[LISTED RECORDS — start]
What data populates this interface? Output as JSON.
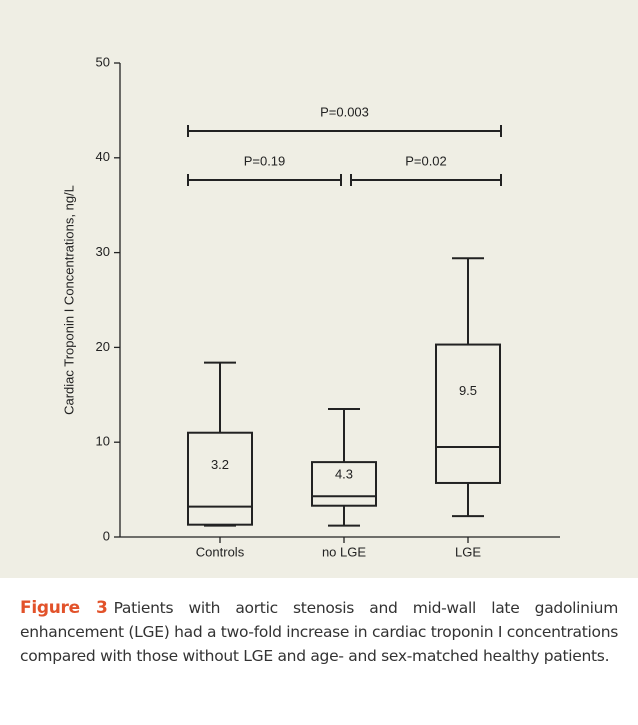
{
  "chart_data": {
    "type": "box",
    "y_label": "Cardiac Troponin I Concentrations, ng/L",
    "categories": [
      "Controls",
      "no LGE",
      "LGE"
    ],
    "boxes": [
      {
        "whislo": 1.2,
        "q1": 1.3,
        "med": 3.2,
        "q3": 11,
        "whishi": 18.4
      },
      {
        "whislo": 1.2,
        "q1": 3.3,
        "med": 4.3,
        "q3": 7.9,
        "whishi": 13.5
      },
      {
        "whislo": 2.2,
        "q1": 5.7,
        "med": 9.5,
        "q3": 20.3,
        "whishi": 29.4
      }
    ],
    "annotations": [
      "P=0.003",
      "P=0.19",
      "P=0.02"
    ],
    "ylim": [
      0,
      50
    ],
    "yticks": [
      0,
      10,
      20,
      30,
      40,
      50
    ],
    "color": "#222222"
  },
  "caption": {
    "label": "Figure 3",
    "text": "Patients with aortic stenosis and mid-wall late gadolinium enhancement (LGE) had a two-fold increase in cardiac troponin I concentrations compared with those without LGE and age- and sex-matched healthy patients."
  }
}
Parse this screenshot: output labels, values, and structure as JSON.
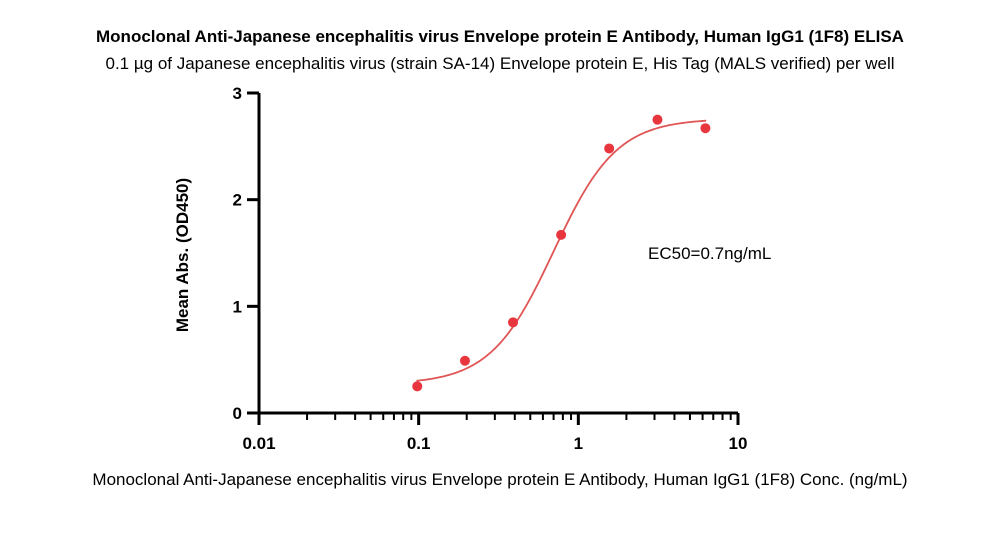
{
  "chart_data": {
    "type": "scatter",
    "title": "Monoclonal Anti-Japanese encephalitis virus Envelope protein E Antibody, Human IgG1 (1F8) ELISA",
    "subtitle": "0.1 µg of Japanese encephalitis virus (strain SA-14) Envelope protein E, His Tag (MALS verified) per well",
    "xlabel": "Monoclonal Anti-Japanese encephalitis virus Envelope protein E Antibody, Human IgG1 (1F8) Conc. (ng/mL)",
    "ylabel": "Mean Abs. (OD450)",
    "xscale": "log",
    "xlim": [
      0.01,
      10
    ],
    "ylim": [
      0,
      3
    ],
    "xticks": [
      0.01,
      0.1,
      1,
      10
    ],
    "xtick_labels": [
      "0.01",
      "0.1",
      "1",
      "10"
    ],
    "yticks": [
      0,
      1,
      2,
      3
    ],
    "ytick_labels": [
      "0",
      "1",
      "2",
      "3"
    ],
    "grid": false,
    "series": [
      {
        "points": [
          {
            "x": 0.098,
            "y": 0.25
          },
          {
            "x": 0.195,
            "y": 0.49
          },
          {
            "x": 0.39,
            "y": 0.85
          },
          {
            "x": 0.78,
            "y": 1.67
          },
          {
            "x": 1.56,
            "y": 2.48
          },
          {
            "x": 3.13,
            "y": 2.75
          },
          {
            "x": 6.25,
            "y": 2.67
          }
        ],
        "color": "#e8363f"
      }
    ],
    "fit": {
      "model": "4PL",
      "bottom": 0.27,
      "top": 2.76,
      "ec50": 0.7,
      "hill": 2.2,
      "x_range": [
        0.098,
        6.25
      ],
      "color": "#e05555"
    },
    "annotation": "EC50=0.7ng/mL"
  }
}
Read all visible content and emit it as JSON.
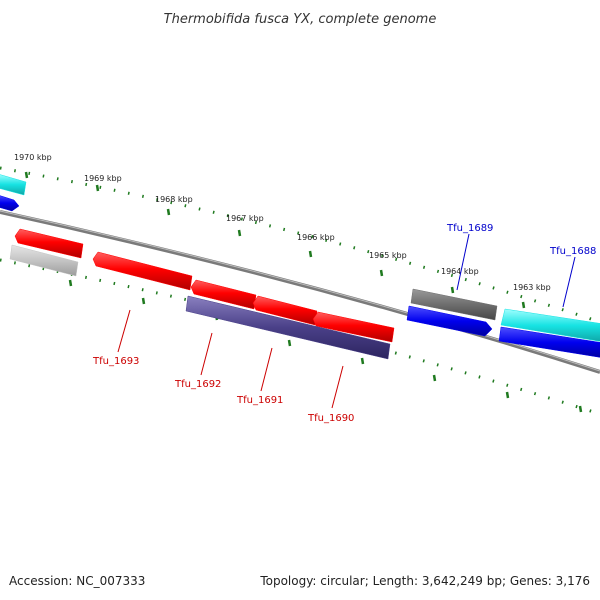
{
  "title": "Thermobifida fusca YX, complete genome",
  "footer": {
    "accession_label": "Accession:",
    "accession": "NC_007333",
    "topology_label": "Topology:",
    "topology": "circular",
    "length_label": "Length:",
    "length": "3,642,249 bp",
    "genes_label": "Genes:",
    "genes": "3,176"
  },
  "colors": {
    "background": "#ffffff",
    "backbone": "#7a7a7a",
    "ticks": "#1f7a1f",
    "gene_red": "#ff0000",
    "gene_indigo": "#4a4088",
    "gene_gray": "#6e6e6e",
    "gene_light_gray": "#c4c4c4",
    "gene_blue": "#0000ee",
    "gene_cyan": "#17e3e3",
    "label_red": "#cc0000",
    "label_blue": "#0000cc"
  },
  "scale_labels": [
    "1970 kbp",
    "1969 kbp",
    "1968 kbp",
    "1967 kbp",
    "1966 kbp",
    "1965 kbp",
    "1964 kbp",
    "1963 kbp"
  ],
  "gene_labels": [
    {
      "text": "Tfu_1689",
      "color": "blue"
    },
    {
      "text": "Tfu_1688",
      "color": "blue"
    },
    {
      "text": "Tfu_1693",
      "color": "red"
    },
    {
      "text": "Tfu_1692",
      "color": "red"
    },
    {
      "text": "Tfu_1691",
      "color": "red"
    },
    {
      "text": "Tfu_1690",
      "color": "red"
    }
  ],
  "features": [
    {
      "name": "feature-cyan-left",
      "color": "cyan"
    },
    {
      "name": "feature-blue-left",
      "color": "blue"
    },
    {
      "name": "feature-red-left",
      "color": "red"
    },
    {
      "name": "feature-gray-left",
      "color": "light_gray"
    },
    {
      "name": "gene-tfu-1693",
      "color": "red"
    },
    {
      "name": "gene-tfu-1692",
      "color": "red"
    },
    {
      "name": "gene-tfu-1691",
      "color": "red"
    },
    {
      "name": "gene-tfu-1690",
      "color": "red"
    },
    {
      "name": "feature-indigo-band",
      "color": "indigo"
    },
    {
      "name": "feature-gray-right",
      "color": "gray"
    },
    {
      "name": "gene-tfu-1689",
      "color": "blue"
    },
    {
      "name": "gene-tfu-1688",
      "color": "cyan"
    },
    {
      "name": "feature-blue-right",
      "color": "blue"
    }
  ]
}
[LISTED RECORDS — finish]
WHAT YOU NEED TO DO:
Everything in the records except the pictures is to be repeated exactly.

RESPONSE:
What data populates this interface? Output as JSON.
{
  "chart_data": {
    "type": "box",
    "y_label": "Cardiac Troponin I Concentrations, ng/L",
    "categories": [
      "Controls",
      "no LGE",
      "LGE"
    ],
    "boxes": [
      {
        "whislo": 1.2,
        "q1": 1.3,
        "med": 3.2,
        "q3": 11,
        "whishi": 18.4
      },
      {
        "whislo": 1.2,
        "q1": 3.3,
        "med": 4.3,
        "q3": 7.9,
        "whishi": 13.5
      },
      {
        "whislo": 2.2,
        "q1": 5.7,
        "med": 9.5,
        "q3": 20.3,
        "whishi": 29.4
      }
    ],
    "annotations": [
      "P=0.003",
      "P=0.19",
      "P=0.02"
    ],
    "ylim": [
      0,
      50
    ],
    "yticks": [
      0,
      10,
      20,
      30,
      40,
      50
    ],
    "color": "#222222"
  },
  "caption": {
    "label": "Figure 3",
    "text": "Patients with aortic stenosis and mid-wall late gadolinium enhancement (LGE) had a two-fold increase in cardiac troponin I concentrations compared with those without LGE and age- and sex-matched healthy patients."
  }
}
Parse this screenshot: output labels, values, and structure as JSON.
{
  "chart_data": {
    "type": "scatter",
    "title": "Monoclonal Anti-Japanese encephalitis virus Envelope protein E Antibody, Human IgG1 (1F8) ELISA",
    "subtitle": "0.1 µg of Japanese encephalitis virus (strain SA-14) Envelope protein E, His Tag (MALS verified) per well",
    "xlabel": "Monoclonal Anti-Japanese encephalitis virus Envelope protein E Antibody, Human IgG1 (1F8) Conc. (ng/mL)",
    "ylabel": "Mean Abs. (OD450)",
    "xscale": "log",
    "xlim": [
      0.01,
      10
    ],
    "ylim": [
      0,
      3
    ],
    "xticks": [
      0.01,
      0.1,
      1,
      10
    ],
    "xtick_labels": [
      "0.01",
      "0.1",
      "1",
      "10"
    ],
    "yticks": [
      0,
      1,
      2,
      3
    ],
    "ytick_labels": [
      "0",
      "1",
      "2",
      "3"
    ],
    "grid": false,
    "series": [
      {
        "points": [
          {
            "x": 0.098,
            "y": 0.25
          },
          {
            "x": 0.195,
            "y": 0.49
          },
          {
            "x": 0.39,
            "y": 0.85
          },
          {
            "x": 0.78,
            "y": 1.67
          },
          {
            "x": 1.56,
            "y": 2.48
          },
          {
            "x": 3.13,
            "y": 2.75
          },
          {
            "x": 6.25,
            "y": 2.67
          }
        ],
        "color": "#e8363f"
      }
    ],
    "fit": {
      "model": "4PL",
      "bottom": 0.27,
      "top": 2.76,
      "ec50": 0.7,
      "hill": 2.2,
      "x_range": [
        0.098,
        6.25
      ],
      "color": "#e05555"
    },
    "annotation": "EC50=0.7ng/mL"
  }
}
Read all visible content and emit it as JSON.
{
  "title": "Thermobifida fusca YX, complete genome",
  "footer": {
    "accession_label": "Accession:",
    "accession": "NC_007333",
    "topology_label": "Topology:",
    "topology": "circular",
    "length_label": "Length:",
    "length": "3,642,249 bp",
    "genes_label": "Genes:",
    "genes": "3,176"
  },
  "colors": {
    "background": "#ffffff",
    "backbone": "#7a7a7a",
    "ticks": "#1f7a1f",
    "gene_red": "#ff0000",
    "gene_indigo": "#4a4088",
    "gene_gray": "#6e6e6e",
    "gene_light_gray": "#c4c4c4",
    "gene_blue": "#0000ee",
    "gene_cyan": "#17e3e3",
    "label_red": "#cc0000",
    "label_blue": "#0000cc"
  },
  "scale_labels": [
    "1970 kbp",
    "1969 kbp",
    "1968 kbp",
    "1967 kbp",
    "1966 kbp",
    "1965 kbp",
    "1964 kbp",
    "1963 kbp"
  ],
  "gene_labels": [
    {
      "text": "Tfu_1689",
      "color": "blue"
    },
    {
      "text": "Tfu_1688",
      "color": "blue"
    },
    {
      "text": "Tfu_1693",
      "color": "red"
    },
    {
      "text": "Tfu_1692",
      "color": "red"
    },
    {
      "text": "Tfu_1691",
      "color": "red"
    },
    {
      "text": "Tfu_1690",
      "color": "red"
    }
  ],
  "features": [
    {
      "name": "feature-cyan-left",
      "color": "cyan"
    },
    {
      "name": "feature-blue-left",
      "color": "blue"
    },
    {
      "name": "feature-red-left",
      "color": "red"
    },
    {
      "name": "feature-gray-left",
      "color": "light_gray"
    },
    {
      "name": "gene-tfu-1693",
      "color": "red"
    },
    {
      "name": "gene-tfu-1692",
      "color": "red"
    },
    {
      "name": "gene-tfu-1691",
      "color": "red"
    },
    {
      "name": "gene-tfu-1690",
      "color": "red"
    },
    {
      "name": "feature-indigo-band",
      "color": "indigo"
    },
    {
      "name": "feature-gray-right",
      "color": "gray"
    },
    {
      "name": "gene-tfu-1689",
      "color": "blue"
    },
    {
      "name": "gene-tfu-1688",
      "color": "cyan"
    },
    {
      "name": "feature-blue-right",
      "color": "blue"
    }
  ]
}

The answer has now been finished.